━━━ Materials provided

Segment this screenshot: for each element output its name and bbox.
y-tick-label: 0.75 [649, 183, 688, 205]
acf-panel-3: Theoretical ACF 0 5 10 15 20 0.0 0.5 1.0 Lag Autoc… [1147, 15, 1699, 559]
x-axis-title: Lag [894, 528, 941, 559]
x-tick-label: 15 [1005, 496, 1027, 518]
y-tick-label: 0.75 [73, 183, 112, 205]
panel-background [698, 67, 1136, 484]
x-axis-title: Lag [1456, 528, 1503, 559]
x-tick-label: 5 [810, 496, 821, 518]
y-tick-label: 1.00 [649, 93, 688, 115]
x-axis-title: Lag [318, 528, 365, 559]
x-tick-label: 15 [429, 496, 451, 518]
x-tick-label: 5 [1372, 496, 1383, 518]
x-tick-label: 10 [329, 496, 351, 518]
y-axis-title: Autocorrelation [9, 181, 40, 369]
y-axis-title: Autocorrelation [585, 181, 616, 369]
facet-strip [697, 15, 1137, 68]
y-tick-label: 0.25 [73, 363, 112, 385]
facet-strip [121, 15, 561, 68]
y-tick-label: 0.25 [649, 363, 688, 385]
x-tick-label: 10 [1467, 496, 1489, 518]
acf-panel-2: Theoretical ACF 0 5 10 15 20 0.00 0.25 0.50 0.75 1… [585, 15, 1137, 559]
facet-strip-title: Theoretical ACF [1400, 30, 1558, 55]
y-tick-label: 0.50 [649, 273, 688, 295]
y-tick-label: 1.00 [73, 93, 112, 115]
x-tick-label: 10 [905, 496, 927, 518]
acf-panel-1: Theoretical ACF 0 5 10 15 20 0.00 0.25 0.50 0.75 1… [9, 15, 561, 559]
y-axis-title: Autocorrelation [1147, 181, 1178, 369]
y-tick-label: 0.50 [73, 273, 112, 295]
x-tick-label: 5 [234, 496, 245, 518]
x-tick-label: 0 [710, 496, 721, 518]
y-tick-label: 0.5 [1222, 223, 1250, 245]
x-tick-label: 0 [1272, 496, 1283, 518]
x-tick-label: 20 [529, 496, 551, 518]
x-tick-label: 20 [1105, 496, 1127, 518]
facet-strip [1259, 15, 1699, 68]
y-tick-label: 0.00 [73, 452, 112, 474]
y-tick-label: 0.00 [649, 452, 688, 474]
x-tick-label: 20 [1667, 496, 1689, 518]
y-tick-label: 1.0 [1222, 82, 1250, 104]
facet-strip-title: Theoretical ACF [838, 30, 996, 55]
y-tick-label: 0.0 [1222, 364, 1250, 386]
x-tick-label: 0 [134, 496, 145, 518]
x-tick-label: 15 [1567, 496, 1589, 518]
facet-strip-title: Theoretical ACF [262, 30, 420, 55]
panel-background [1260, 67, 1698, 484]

━━━━━━

• **Exercise task**
Count the rows above that contain the string "Theoretical", treating case as significant. Reply with the number alone.

• **Problem solution**
6